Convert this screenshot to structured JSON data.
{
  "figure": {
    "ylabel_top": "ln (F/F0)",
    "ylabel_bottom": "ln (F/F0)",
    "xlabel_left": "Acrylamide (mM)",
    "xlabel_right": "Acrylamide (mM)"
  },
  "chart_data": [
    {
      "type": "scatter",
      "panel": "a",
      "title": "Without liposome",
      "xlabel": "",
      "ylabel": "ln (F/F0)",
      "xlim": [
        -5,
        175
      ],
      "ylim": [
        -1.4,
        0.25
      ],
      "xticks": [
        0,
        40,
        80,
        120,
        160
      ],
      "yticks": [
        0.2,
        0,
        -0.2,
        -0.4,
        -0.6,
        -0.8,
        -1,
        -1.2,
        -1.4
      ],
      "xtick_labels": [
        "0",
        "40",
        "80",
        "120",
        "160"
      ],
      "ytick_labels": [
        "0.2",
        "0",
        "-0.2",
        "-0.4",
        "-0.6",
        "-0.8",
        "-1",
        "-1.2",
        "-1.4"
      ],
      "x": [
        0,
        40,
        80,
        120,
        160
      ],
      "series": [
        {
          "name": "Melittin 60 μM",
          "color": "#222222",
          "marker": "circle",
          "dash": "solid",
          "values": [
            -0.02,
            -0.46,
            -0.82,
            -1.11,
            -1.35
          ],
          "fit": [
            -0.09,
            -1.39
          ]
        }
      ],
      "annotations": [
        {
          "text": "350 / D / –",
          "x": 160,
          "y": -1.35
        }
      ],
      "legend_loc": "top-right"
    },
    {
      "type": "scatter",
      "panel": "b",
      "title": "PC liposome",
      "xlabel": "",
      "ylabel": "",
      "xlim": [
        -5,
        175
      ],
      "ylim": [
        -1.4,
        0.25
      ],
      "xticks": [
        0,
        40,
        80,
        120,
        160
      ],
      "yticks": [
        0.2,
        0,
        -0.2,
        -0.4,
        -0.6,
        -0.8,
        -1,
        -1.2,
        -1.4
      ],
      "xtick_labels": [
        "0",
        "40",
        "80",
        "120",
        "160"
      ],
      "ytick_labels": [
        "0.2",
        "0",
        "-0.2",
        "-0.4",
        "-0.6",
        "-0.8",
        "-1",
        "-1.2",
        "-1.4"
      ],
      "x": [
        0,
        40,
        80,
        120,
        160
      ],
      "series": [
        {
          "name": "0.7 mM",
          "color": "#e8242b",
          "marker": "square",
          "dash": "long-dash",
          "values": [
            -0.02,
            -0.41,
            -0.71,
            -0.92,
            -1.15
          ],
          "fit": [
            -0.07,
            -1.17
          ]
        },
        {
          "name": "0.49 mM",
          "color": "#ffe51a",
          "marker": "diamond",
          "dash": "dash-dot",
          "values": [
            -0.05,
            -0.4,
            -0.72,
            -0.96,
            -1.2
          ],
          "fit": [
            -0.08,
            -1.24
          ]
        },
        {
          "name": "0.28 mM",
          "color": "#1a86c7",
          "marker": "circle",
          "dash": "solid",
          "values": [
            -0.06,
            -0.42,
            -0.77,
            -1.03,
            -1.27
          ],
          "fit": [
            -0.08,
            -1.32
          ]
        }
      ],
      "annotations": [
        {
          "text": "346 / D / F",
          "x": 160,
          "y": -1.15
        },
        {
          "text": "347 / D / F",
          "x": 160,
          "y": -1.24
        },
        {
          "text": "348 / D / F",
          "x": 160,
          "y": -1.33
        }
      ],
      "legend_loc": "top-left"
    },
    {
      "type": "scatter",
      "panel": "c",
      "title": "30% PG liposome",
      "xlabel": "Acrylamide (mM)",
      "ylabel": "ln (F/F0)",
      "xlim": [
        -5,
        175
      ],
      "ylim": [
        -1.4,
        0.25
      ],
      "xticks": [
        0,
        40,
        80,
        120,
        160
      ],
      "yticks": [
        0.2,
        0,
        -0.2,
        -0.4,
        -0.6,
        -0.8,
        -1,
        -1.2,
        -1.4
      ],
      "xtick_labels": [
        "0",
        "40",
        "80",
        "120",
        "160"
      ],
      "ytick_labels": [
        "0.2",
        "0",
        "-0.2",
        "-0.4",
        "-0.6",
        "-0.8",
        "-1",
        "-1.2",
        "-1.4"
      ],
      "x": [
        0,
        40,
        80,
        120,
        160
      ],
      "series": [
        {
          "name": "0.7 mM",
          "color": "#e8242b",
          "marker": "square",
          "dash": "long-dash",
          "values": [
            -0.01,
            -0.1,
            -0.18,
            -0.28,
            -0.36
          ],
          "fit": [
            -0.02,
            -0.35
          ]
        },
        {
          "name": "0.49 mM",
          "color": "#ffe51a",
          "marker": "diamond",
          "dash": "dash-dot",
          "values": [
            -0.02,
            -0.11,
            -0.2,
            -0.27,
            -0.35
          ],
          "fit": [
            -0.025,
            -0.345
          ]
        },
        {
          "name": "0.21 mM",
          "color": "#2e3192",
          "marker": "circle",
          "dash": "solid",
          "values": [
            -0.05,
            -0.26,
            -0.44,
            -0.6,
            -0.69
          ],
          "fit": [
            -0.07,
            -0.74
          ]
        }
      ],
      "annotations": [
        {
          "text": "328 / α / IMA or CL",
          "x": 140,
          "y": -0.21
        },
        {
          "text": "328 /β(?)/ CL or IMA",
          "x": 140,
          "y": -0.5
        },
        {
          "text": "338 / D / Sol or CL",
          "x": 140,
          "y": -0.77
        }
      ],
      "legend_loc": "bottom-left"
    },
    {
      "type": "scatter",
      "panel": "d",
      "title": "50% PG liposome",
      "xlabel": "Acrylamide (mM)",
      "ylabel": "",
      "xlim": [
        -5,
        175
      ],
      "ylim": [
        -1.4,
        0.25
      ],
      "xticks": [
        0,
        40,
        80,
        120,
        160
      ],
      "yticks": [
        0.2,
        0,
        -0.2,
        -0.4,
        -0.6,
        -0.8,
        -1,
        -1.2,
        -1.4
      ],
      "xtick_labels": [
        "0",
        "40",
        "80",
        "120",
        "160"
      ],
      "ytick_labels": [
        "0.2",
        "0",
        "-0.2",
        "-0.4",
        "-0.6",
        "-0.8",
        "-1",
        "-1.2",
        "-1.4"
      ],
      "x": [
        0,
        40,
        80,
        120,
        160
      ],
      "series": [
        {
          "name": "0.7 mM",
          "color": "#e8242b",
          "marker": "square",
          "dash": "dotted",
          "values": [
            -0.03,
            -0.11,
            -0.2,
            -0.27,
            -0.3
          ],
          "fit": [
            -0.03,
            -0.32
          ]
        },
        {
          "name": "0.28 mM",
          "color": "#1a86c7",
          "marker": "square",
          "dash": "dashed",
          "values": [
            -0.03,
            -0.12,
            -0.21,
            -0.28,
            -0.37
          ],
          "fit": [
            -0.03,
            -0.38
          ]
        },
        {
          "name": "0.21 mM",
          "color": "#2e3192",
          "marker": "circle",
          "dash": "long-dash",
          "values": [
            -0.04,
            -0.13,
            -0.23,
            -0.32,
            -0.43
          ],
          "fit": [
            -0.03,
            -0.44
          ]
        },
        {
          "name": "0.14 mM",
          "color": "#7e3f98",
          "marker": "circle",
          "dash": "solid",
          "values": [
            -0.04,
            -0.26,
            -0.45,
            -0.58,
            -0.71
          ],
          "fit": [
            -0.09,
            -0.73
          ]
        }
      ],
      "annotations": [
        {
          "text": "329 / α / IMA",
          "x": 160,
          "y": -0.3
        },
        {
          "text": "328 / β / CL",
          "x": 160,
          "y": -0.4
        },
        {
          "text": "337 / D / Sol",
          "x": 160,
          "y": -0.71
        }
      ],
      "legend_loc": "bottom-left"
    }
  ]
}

= = = = = = =

## WHAT IS EXPECTED
For each line of the entries that includes "liposome", show that line.

## ANSWER TO THE EXERCISE
      "title": "Without liposome",
      "title": "PC liposome",
      "title": "30% PG liposome",
      "title": "50% PG liposome",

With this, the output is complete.